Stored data
=====

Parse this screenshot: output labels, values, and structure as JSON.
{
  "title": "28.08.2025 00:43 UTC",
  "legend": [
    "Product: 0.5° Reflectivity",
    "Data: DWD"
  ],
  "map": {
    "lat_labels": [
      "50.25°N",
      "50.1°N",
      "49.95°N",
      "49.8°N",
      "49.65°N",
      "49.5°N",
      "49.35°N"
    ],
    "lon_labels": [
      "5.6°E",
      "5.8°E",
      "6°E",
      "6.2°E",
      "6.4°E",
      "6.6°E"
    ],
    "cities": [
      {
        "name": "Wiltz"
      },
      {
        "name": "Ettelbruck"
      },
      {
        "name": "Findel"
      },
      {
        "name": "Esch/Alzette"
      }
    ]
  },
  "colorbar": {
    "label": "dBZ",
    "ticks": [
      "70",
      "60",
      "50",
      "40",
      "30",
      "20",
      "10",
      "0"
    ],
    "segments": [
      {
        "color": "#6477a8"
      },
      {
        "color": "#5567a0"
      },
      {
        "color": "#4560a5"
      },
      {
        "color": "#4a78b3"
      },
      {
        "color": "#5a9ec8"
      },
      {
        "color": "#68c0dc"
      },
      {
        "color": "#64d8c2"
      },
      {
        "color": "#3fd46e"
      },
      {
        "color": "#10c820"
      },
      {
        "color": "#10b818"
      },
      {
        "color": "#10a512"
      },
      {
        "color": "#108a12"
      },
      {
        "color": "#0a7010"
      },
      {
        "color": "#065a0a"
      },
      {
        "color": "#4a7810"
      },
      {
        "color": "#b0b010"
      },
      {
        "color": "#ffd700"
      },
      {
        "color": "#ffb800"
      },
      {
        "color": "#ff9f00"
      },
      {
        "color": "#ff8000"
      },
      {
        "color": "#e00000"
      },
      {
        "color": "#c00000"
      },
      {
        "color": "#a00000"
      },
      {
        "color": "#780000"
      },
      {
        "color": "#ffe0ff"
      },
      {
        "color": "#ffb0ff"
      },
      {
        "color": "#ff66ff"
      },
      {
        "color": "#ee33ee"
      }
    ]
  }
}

=====

Directive >> Count how many lines contain "name" and give only that count.

Response to this exercise >> 4